Luke Sinwell | 22.04.2010 12:26 | Analysis | Social Struggles

In the South African political landscape there are some feisty social movements that have waged some hard struggles such as Abahlali base Mjondolo. However, the Left needs to be careful not to over-romanticise their contribution to a more democratic South Africa.

In the South African political landscape there are some feisty social movements that have waged some hard struggles such as Abahlali base Mjondolo. However, the Left needs to be careful not to over-romanticise their contribution to a more democratic South Africa.

On 4 November 2009, the Centre for the Study of Democracy at the University of Johannesburg and Rhodes University hosted a provocative seminar called “Democracy under threat?: What attacks on grassroots activists mean for our politics” to reflect on and debate the recent attacks on Abahlali BaseMjondolo at Kennedy Road.

The seminar brought together grassroots activists from Abahlali, scholars and human rights advocates to discuss threats to free political activity and their implications. Given the state’s violent assault on grassroots organisers who have challenged aspects of the ANC’s development plans in poor communities, the main concern was understandably to build solidarity to support Abahlali.

During the seminar, it was suggested that a network be created between various progressive stakeholders across the country which would attempt to challenge the repressive arm of the state. A unanimous resolution was passed to pressure the State President to conduct an independent enquiry into the attacks on shack dwellers in Durban.

But an analysis of the discussion at this seminar, and of the politics surrounding the recent events at Kennedy Road and other protest activity around the country, must also take another form. Analysis is needed in order to understand the potential for movements to provide an alternative to the ANC and its neoliberal economic policies.

Are defensive battles enough?
It is certainly important for community organisations to be free to express themselves and to associate without fear of state repression. But there is also the danger that focusing solely on repression and police brutality arouses emotions, thereby blurring our vision and hiding the nature of the movements themselves. This induces romantic accounts of the kind of society or democracy these movements could build if they were not repressed.

Indeed, the Left’s depiction of social movements in post-apartheid South Africa has tended to be superficial, labeling the poor’s voice as a virtuous one that needs no outside political strategy – as is the case with Abahlali. Alternatively, the Left has tended to assume that movements like the Anti-Privatisation Forum (APF) automatically challenge neoliberalism, simply because the face of the forum’s leadership is anti-neoliberal. Analysts have not gone so far as to analyse the internal dynamics of local affiliates of the APF which, in some instances, actually buy into ANC policies.

These approaches have meant that the Left has ignored the potential for movements to challenge the ideologically dominant ANC. From this perspective, academic leftists and other research-activists critique the policies and often even the ideology of the ANC in power, but the masses are left to their own devices.

With this in mind, we must attempt to soberly uncover the politics of Abahlali and other movements.

One of the most celebrated movements in post-apartheid South Africa, Abahlali is often described as an ideal example of a bottom-up community-based organisation that genuinely represents the interests of the poor. It claims to be able to speak for itself and on behalf of poor people living in shacks. At the seminar, S’bu Zikode, chairperson of Abahlali, declared that, “grassroots intelligence independently can provide their own political direction, they know what they want.” This is contrasted with the top-down and repressive ANC government that serves its own interests.

• **DATA SUPPLIED**
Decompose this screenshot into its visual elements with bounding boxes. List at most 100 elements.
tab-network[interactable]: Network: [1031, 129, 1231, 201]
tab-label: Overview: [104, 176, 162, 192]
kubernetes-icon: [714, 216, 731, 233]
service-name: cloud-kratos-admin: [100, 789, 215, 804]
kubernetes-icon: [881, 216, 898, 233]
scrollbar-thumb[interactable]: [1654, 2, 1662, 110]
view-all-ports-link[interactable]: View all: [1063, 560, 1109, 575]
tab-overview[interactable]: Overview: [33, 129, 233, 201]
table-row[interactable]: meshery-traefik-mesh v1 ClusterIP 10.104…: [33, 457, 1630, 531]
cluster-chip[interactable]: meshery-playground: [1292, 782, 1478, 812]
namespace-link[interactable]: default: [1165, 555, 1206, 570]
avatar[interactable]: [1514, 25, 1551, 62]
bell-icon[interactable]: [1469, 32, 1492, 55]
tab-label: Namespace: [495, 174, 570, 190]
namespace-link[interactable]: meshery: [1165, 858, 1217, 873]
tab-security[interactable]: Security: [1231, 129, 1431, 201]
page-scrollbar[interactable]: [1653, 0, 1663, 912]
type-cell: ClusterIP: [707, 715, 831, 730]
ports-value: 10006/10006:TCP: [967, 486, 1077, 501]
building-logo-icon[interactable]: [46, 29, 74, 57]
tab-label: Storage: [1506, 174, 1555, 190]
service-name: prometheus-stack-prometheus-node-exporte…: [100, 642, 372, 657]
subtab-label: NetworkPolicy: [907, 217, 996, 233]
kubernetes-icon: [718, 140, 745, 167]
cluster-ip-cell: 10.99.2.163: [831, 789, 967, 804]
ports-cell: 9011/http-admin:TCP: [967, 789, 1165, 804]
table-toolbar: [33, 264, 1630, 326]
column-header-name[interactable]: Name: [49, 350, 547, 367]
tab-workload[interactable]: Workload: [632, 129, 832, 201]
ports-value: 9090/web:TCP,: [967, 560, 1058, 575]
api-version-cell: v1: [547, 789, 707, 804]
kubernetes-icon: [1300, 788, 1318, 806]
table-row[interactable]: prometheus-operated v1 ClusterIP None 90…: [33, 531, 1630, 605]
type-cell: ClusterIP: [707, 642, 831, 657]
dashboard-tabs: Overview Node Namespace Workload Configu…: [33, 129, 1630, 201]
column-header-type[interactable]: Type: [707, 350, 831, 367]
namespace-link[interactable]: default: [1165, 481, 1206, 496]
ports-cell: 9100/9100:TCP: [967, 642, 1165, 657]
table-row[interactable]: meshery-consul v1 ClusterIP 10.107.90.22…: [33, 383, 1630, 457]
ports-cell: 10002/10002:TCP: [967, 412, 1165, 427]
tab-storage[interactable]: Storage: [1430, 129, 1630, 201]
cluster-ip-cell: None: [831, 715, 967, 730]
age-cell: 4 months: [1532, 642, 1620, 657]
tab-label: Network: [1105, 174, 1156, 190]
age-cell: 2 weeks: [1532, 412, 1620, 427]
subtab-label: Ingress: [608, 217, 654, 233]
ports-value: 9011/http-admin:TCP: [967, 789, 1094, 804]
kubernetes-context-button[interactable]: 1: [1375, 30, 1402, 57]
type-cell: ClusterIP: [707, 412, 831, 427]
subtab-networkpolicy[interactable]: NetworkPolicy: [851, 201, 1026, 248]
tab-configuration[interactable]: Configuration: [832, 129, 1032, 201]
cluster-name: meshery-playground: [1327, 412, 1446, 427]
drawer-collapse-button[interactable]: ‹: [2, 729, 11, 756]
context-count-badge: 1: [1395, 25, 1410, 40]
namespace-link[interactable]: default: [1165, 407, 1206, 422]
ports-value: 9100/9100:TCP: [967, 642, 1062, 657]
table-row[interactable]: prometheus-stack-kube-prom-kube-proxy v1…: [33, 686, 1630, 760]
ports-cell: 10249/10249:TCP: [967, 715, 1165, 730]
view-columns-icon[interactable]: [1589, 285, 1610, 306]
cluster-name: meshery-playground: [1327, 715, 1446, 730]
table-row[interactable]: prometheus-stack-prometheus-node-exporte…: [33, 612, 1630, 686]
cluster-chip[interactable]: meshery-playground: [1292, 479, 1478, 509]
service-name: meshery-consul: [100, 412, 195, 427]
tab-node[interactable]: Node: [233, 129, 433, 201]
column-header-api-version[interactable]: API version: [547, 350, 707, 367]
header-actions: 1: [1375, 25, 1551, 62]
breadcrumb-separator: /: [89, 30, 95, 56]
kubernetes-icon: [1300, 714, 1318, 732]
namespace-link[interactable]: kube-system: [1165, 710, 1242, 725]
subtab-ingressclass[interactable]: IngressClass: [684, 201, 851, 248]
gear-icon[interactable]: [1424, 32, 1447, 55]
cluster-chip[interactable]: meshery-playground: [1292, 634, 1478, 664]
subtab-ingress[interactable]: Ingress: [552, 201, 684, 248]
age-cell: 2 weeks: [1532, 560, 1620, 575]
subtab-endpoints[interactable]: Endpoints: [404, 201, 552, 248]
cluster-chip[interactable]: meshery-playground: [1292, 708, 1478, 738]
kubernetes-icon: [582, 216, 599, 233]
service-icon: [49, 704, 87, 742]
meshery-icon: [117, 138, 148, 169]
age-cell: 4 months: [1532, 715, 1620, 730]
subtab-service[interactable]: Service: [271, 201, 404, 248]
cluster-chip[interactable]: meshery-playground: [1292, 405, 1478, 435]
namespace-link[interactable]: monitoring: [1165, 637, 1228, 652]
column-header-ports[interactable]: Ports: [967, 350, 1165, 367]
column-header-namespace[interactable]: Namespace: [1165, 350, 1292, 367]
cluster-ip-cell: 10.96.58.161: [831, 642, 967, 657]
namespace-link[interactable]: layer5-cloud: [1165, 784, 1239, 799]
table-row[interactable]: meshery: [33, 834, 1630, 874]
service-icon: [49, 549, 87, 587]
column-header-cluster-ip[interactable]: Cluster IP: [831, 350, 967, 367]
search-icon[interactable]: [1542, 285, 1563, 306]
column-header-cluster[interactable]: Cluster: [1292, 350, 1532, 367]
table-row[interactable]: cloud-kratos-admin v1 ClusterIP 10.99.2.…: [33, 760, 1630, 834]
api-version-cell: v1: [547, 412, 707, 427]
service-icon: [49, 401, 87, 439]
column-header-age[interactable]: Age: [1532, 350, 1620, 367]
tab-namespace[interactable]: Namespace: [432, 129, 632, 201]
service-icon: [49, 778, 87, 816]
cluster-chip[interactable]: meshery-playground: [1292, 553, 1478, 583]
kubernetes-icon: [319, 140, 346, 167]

• **TASK TO CARRY OUT**
Reproduce the social movements analysis between "During the seminar, it" and "defensive battles enough?", inclusive, and swap in "workshop" wherever "seminar" appears.

• **RESPONSE**
During the workshop, it was suggested that a network be created between various progressive stakeholders across the country which would attempt to challenge the repressive arm of the state. A unanimous resolution was passed to pressure the State President to conduct an independent enquiry into the attacks on shack dwellers in Durban.

But an analysis of the discussion at this workshop, and of the politics surrounding the recent events at Kennedy Road and other protest activity around the country, must also take another form. Analysis is needed in order to understand the potential for movements to provide an alternative to the ANC and its neoliberal economic policies.

Are defensive battles enough?